>> Begin Supplied data

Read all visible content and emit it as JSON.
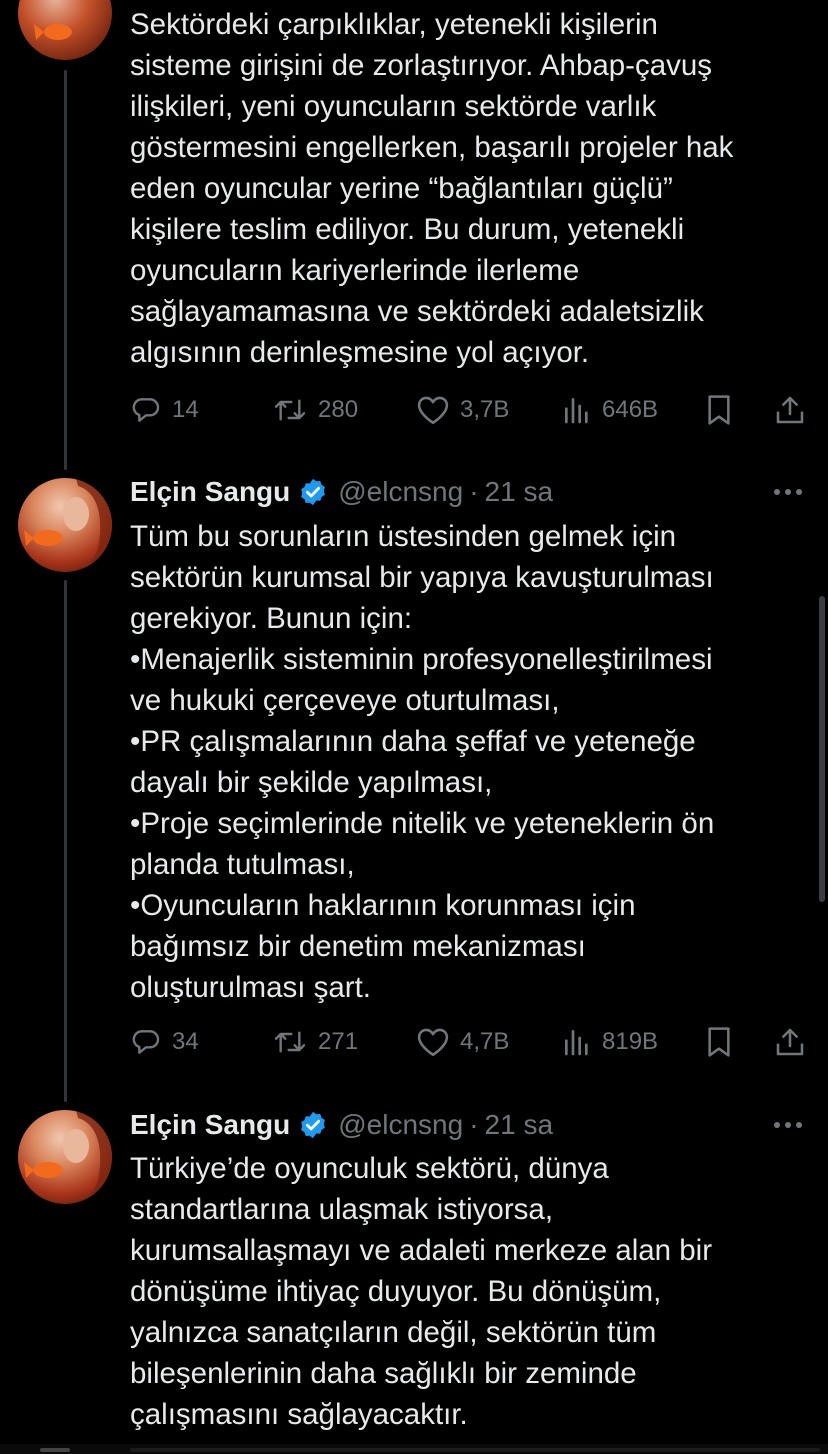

>> End Supplied data
>> Begin Supplied data

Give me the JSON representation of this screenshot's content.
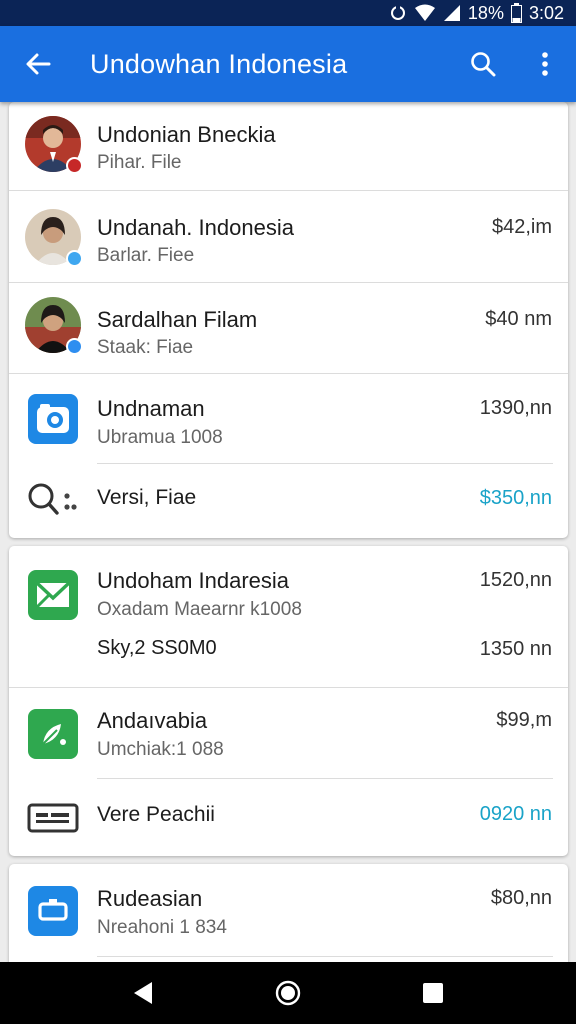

>> End Supplied data
>> Begin Supplied data

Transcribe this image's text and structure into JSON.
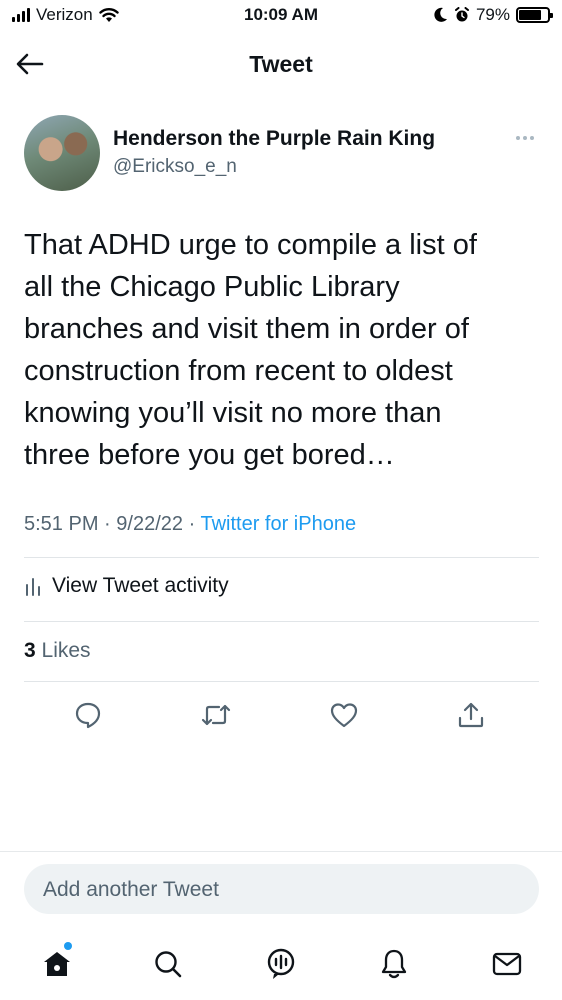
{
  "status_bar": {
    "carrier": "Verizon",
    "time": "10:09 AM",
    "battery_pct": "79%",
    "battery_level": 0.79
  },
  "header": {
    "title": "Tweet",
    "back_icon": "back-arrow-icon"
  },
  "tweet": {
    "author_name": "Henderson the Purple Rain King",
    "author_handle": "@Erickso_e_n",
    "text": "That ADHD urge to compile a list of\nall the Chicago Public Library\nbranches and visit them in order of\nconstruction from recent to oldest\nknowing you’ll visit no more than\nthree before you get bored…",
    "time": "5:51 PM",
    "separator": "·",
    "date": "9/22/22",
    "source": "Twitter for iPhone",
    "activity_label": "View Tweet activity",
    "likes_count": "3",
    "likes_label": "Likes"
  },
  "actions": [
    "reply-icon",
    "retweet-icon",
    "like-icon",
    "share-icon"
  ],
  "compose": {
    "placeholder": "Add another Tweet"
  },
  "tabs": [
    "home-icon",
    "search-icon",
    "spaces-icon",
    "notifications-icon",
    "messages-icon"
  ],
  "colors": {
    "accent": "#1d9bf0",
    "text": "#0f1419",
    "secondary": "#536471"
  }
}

>> End Supplied data

## Requirement
Scan the entries above. Copy each line that has the string "content".

## Exercise solution
Read all visible content and emit it as JSON.
Give me the JSON representation of this screenshot's content.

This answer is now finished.